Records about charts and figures
▽

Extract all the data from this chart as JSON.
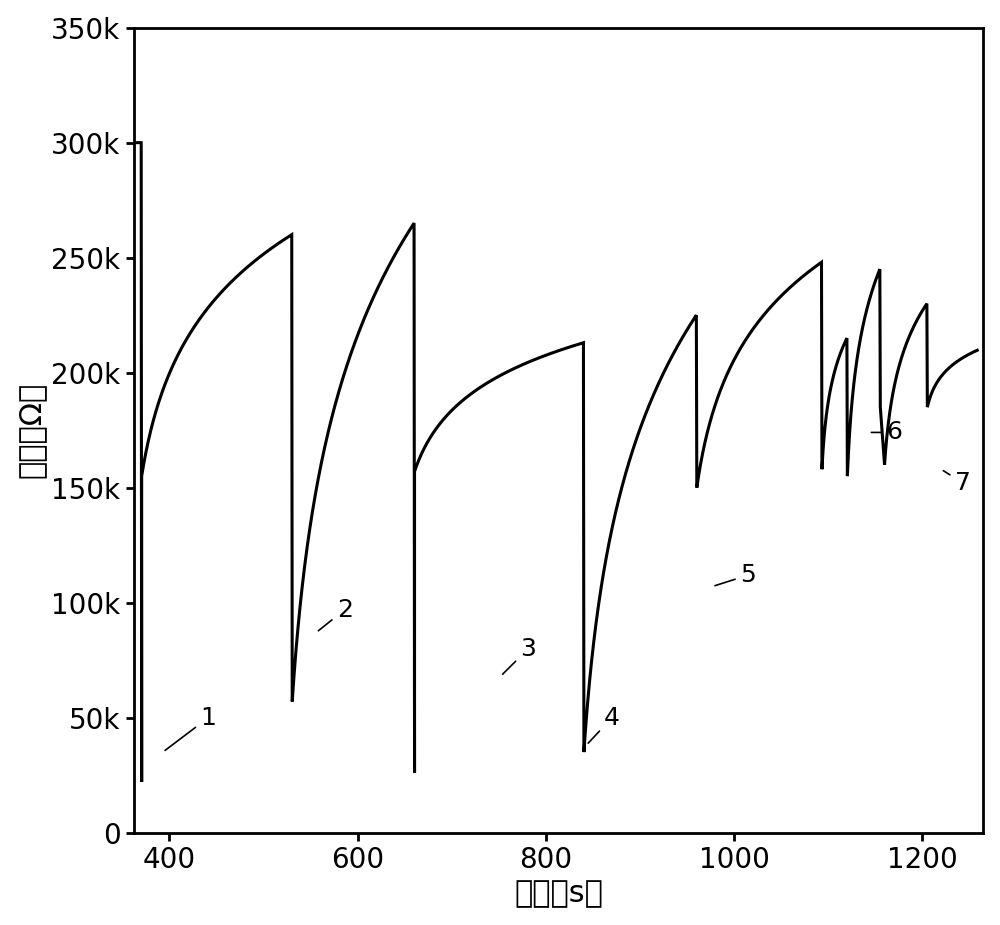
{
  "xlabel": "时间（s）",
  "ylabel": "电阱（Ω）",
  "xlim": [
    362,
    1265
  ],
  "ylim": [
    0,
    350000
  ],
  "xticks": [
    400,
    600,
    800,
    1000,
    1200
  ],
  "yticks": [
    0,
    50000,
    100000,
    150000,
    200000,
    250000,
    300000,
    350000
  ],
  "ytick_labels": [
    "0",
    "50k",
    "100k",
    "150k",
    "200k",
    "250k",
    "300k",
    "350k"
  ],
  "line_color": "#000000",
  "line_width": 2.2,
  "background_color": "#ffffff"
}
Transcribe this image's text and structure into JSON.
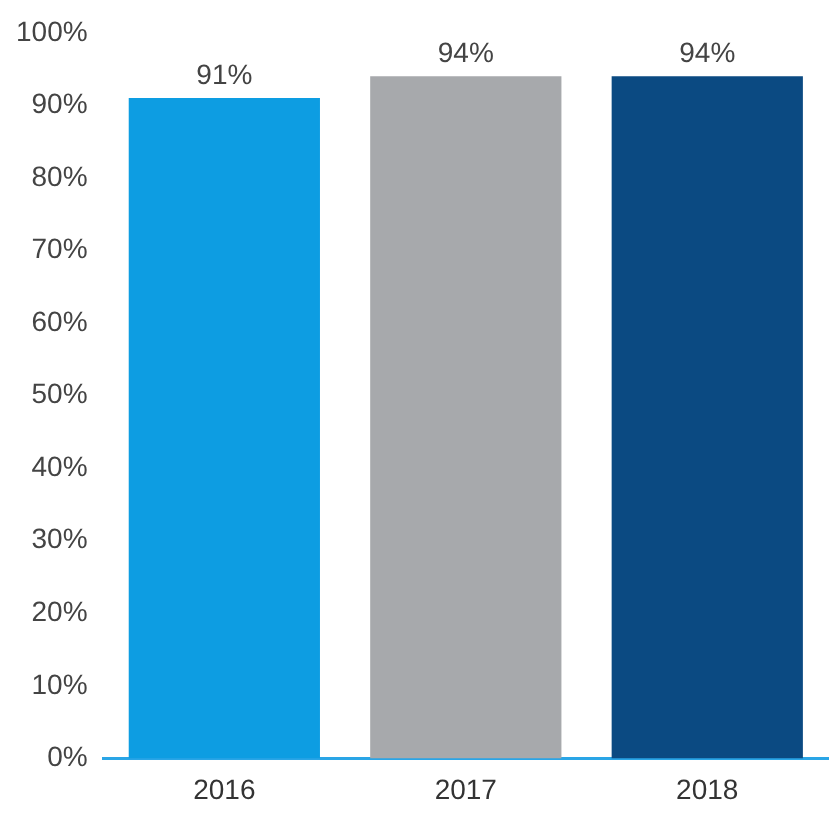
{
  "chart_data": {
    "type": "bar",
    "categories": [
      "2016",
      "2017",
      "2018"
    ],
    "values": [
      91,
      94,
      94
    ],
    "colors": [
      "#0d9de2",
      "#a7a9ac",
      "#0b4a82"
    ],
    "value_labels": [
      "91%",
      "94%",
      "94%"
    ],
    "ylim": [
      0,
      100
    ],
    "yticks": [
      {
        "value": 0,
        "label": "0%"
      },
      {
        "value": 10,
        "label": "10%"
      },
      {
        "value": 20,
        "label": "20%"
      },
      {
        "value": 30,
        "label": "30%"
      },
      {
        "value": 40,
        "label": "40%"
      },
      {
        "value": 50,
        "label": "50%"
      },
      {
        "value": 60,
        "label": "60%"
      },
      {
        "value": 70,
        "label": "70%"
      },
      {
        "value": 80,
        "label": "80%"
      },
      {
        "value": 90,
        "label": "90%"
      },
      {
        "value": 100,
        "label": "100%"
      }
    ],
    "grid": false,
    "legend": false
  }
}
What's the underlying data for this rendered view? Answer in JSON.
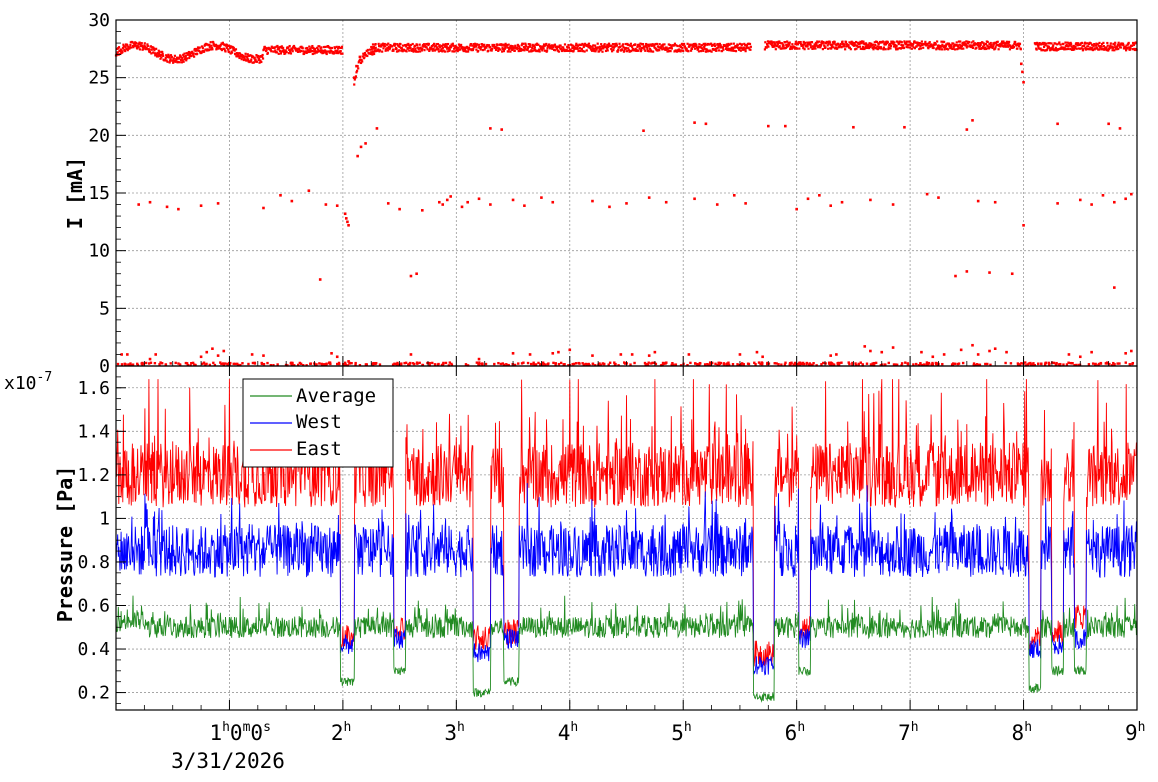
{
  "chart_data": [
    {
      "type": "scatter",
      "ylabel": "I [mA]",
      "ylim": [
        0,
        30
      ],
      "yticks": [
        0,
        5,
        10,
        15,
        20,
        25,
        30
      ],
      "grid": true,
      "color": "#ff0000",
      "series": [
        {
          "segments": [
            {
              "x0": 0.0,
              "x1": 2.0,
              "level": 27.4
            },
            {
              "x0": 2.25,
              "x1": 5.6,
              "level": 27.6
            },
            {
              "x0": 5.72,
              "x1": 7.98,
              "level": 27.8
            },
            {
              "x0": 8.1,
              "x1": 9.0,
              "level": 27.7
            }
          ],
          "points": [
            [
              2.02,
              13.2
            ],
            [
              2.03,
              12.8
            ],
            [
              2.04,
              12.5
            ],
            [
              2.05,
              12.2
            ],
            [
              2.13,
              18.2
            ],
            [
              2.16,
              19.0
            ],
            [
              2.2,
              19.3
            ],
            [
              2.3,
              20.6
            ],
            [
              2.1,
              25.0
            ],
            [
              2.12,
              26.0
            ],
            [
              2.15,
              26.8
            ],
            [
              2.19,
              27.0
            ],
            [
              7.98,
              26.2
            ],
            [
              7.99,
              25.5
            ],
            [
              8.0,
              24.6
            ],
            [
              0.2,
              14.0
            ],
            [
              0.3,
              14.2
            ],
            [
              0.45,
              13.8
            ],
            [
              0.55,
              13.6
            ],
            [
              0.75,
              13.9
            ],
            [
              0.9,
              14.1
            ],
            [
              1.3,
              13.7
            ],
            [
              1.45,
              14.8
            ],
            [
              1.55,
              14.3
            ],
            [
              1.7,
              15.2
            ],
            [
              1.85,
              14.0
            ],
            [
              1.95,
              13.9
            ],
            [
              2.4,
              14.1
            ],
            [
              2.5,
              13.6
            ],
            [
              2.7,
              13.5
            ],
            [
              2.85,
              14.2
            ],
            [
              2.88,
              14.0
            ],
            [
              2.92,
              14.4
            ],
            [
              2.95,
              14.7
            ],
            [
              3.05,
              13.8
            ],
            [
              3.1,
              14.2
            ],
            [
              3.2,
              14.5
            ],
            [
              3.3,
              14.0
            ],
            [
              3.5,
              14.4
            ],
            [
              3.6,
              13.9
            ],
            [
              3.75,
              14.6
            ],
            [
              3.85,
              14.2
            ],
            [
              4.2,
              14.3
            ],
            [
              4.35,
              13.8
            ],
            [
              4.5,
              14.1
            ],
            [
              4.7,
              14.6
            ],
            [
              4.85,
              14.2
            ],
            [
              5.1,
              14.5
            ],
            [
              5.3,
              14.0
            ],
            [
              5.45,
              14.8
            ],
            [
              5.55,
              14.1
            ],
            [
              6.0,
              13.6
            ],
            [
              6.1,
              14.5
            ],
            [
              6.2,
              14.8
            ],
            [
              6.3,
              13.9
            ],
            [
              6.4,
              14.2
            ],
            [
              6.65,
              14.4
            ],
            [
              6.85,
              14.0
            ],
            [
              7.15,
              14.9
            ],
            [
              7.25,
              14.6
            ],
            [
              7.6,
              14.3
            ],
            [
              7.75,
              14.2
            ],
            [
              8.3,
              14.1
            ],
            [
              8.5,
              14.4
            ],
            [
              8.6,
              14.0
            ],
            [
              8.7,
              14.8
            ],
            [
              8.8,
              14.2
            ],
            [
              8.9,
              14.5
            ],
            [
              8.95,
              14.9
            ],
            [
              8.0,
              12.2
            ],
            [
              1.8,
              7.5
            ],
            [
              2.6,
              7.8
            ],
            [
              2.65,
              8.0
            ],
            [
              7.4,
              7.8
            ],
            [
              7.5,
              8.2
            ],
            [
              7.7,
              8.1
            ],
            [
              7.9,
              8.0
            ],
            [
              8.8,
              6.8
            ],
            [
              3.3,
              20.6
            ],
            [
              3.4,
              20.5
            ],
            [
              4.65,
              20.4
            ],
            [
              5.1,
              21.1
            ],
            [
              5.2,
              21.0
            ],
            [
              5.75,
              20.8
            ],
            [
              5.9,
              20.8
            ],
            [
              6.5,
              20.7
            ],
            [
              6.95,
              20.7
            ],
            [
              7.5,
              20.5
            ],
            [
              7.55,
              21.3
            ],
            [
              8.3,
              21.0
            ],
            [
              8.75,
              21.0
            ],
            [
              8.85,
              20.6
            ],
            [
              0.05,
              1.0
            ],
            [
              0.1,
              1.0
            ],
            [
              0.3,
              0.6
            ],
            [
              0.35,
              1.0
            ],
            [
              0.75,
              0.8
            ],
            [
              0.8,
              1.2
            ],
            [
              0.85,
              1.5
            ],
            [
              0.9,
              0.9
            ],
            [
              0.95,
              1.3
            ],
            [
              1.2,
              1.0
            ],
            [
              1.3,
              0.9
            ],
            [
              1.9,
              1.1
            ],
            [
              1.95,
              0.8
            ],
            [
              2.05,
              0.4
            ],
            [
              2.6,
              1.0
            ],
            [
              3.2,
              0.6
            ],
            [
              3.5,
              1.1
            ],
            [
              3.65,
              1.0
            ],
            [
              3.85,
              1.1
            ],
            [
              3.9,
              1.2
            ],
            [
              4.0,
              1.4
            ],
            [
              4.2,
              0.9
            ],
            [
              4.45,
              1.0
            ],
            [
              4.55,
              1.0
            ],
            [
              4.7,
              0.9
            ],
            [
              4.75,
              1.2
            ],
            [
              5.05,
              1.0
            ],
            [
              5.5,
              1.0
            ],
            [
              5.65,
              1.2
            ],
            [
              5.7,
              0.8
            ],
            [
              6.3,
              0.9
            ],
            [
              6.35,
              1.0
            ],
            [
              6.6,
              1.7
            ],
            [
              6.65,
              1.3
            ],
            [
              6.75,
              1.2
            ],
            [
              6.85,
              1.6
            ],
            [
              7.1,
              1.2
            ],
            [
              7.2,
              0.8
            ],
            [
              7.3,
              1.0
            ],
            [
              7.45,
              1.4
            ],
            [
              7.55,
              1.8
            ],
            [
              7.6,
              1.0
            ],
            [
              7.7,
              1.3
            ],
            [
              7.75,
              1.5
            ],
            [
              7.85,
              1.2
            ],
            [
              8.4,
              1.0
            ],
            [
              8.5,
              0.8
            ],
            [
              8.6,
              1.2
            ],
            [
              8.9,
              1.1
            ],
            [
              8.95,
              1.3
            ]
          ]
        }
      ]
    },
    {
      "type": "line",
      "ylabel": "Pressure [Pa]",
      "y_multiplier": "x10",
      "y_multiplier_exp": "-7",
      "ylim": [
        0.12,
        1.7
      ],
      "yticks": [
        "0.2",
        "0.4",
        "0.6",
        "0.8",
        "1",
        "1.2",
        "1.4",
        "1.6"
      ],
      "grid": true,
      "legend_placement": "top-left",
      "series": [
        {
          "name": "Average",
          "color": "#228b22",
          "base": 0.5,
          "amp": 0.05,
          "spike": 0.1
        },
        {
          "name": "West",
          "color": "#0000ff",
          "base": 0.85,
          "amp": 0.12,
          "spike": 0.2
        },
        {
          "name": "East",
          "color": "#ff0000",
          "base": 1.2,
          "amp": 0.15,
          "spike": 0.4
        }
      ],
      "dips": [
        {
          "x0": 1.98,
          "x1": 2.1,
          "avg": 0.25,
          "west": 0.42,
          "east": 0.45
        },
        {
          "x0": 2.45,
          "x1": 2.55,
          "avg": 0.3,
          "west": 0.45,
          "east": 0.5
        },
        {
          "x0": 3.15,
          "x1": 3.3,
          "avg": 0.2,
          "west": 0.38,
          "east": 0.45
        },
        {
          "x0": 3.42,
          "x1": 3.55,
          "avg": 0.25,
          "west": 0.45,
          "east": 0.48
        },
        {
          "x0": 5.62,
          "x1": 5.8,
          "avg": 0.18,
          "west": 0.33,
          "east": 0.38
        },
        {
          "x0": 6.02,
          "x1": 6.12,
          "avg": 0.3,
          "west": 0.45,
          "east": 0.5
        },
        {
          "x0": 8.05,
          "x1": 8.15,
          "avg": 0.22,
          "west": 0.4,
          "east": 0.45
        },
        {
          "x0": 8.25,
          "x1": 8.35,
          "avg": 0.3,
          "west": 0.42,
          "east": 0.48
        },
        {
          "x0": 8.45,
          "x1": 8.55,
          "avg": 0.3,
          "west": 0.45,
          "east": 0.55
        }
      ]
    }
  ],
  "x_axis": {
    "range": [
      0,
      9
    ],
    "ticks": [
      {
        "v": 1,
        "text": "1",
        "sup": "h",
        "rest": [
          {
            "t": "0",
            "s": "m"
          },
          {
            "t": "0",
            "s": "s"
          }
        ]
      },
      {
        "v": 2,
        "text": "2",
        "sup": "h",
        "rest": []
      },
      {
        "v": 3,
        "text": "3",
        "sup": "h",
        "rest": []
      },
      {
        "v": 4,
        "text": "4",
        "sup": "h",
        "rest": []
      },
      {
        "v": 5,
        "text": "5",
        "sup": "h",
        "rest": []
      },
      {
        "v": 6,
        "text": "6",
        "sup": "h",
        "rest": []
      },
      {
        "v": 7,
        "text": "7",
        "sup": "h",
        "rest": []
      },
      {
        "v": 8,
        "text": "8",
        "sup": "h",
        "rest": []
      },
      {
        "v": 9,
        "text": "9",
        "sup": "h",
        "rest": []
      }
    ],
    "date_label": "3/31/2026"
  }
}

△

Track down the lines that include the word "level" and copy them.

* _FULL OUTPUT_:
              "level": 27.4
              "level": 27.6
              "level": 27.8
              "level": 27.7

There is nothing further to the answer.